- [GOAL]:
The entries are to be returned exactly, with images left out.

# # # # #

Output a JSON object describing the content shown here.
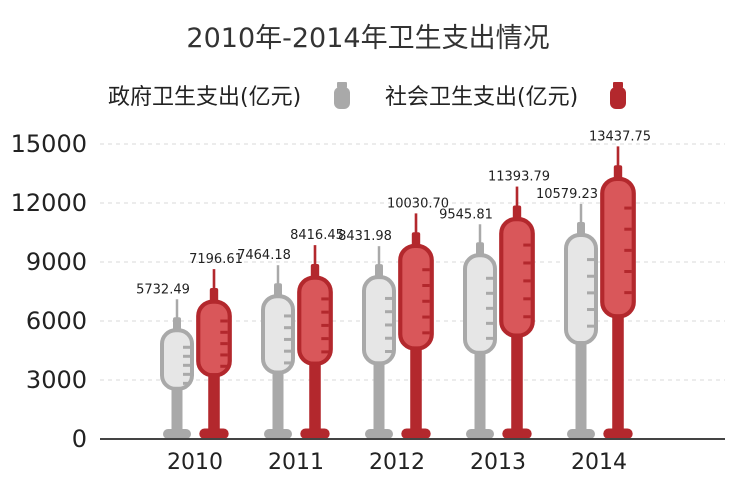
{
  "chart_data": {
    "type": "bar",
    "title": "2010年-2014年卫生支出情况",
    "categories": [
      "2010",
      "2011",
      "2012",
      "2013",
      "2014"
    ],
    "series": [
      {
        "name": "政府卫生支出(亿元)",
        "values": [
          5732.49,
          7464.18,
          8431.98,
          9545.81,
          10579.23
        ]
      },
      {
        "name": "社会卫生支出(亿元)",
        "values": [
          7196.61,
          8416.45,
          10030.7,
          11393.79,
          13437.75
        ]
      }
    ],
    "data_labels": {
      "series0": [
        "5732.49",
        "7464.18",
        "8431.98",
        "9545.81",
        "10579.23"
      ],
      "series1": [
        "7196.61",
        "8416.45",
        "10030.70",
        "11393.79",
        "13437.75"
      ]
    },
    "yticks": [
      "0",
      "3000",
      "6000",
      "9000",
      "12000",
      "15000"
    ],
    "ylim": [
      0,
      15000
    ],
    "grid": true,
    "legend_position": "top",
    "colors": {
      "gov_body": "#e6e6e6",
      "gov_outline": "#a9a9a9",
      "soc_body": "#d9575a",
      "soc_outline": "#b3282d"
    },
    "mark_style": "syringe-icon"
  }
}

# # # # #

- [THE REPLY]:
Output a JSON object describing the content shown here.
{
  "chart_data": {
    "type": "bar",
    "title": "2010年-2014年卫生支出情况",
    "categories": [
      "2010",
      "2011",
      "2012",
      "2013",
      "2014"
    ],
    "series": [
      {
        "name": "政府卫生支出(亿元)",
        "values": [
          5732.49,
          7464.18,
          8431.98,
          9545.81,
          10579.23
        ]
      },
      {
        "name": "社会卫生支出(亿元)",
        "values": [
          7196.61,
          8416.45,
          10030.7,
          11393.79,
          13437.75
        ]
      }
    ],
    "data_labels": {
      "series0": [
        "5732.49",
        "7464.18",
        "8431.98",
        "9545.81",
        "10579.23"
      ],
      "series1": [
        "7196.61",
        "8416.45",
        "10030.70",
        "11393.79",
        "13437.75"
      ]
    },
    "yticks": [
      "0",
      "3000",
      "6000",
      "9000",
      "12000",
      "15000"
    ],
    "ylim": [
      0,
      15000
    ],
    "grid": true,
    "legend_position": "top",
    "colors": {
      "gov_body": "#e6e6e6",
      "gov_outline": "#a9a9a9",
      "soc_body": "#d9575a",
      "soc_outline": "#b3282d"
    },
    "mark_style": "syringe-icon"
  }
}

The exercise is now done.